WRITTEN PROBLEM
Without omitting anything, return the records precisely as given.

----

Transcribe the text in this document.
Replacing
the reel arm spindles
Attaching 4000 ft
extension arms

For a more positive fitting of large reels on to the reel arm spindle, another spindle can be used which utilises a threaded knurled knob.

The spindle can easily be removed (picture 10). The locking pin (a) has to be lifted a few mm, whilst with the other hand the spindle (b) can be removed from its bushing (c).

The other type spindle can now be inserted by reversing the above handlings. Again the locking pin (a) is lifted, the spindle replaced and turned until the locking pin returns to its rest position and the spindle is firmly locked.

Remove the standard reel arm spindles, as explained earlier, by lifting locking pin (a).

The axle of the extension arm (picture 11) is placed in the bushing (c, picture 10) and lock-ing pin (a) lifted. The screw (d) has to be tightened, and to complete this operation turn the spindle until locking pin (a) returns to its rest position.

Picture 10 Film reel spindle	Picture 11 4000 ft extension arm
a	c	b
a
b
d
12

----

TASK ANSWER
Transcribe the text in this document.
Replacing
the reel arm spindles
Attaching 4000 ft
extension arms

For a more positive fitting of large reels on to the reel arm spindle, another spindle can be used which utilises a threaded knurled knob.

The spindle can easily be removed (picture 10). The locking pin (a) has to be lifted a few mm, whilst with the other hand the spindle (b) can be removed from its bushing (c).

The other type spindle can now be inserted by reversing the above handlings. Again the locking pin (a) is lifted, the spindle replaced and turned until the locking pin returns to its rest position and the spindle is firmly locked.

Remove the standard reel arm spindles, as explained earlier, by lifting locking pin (a).

The axle of the extension arm (picture 11) is placed in the bushing (c, picture 10) and lock-ing pin (a) lifted. The screw (d) has to be tightened, and to complete this operation turn the spindle until locking pin (a) returns to its rest position.

Picture 10 Film reel spindle	Picture 11 4000 ft extension arm
a	c	b
a
b
d
12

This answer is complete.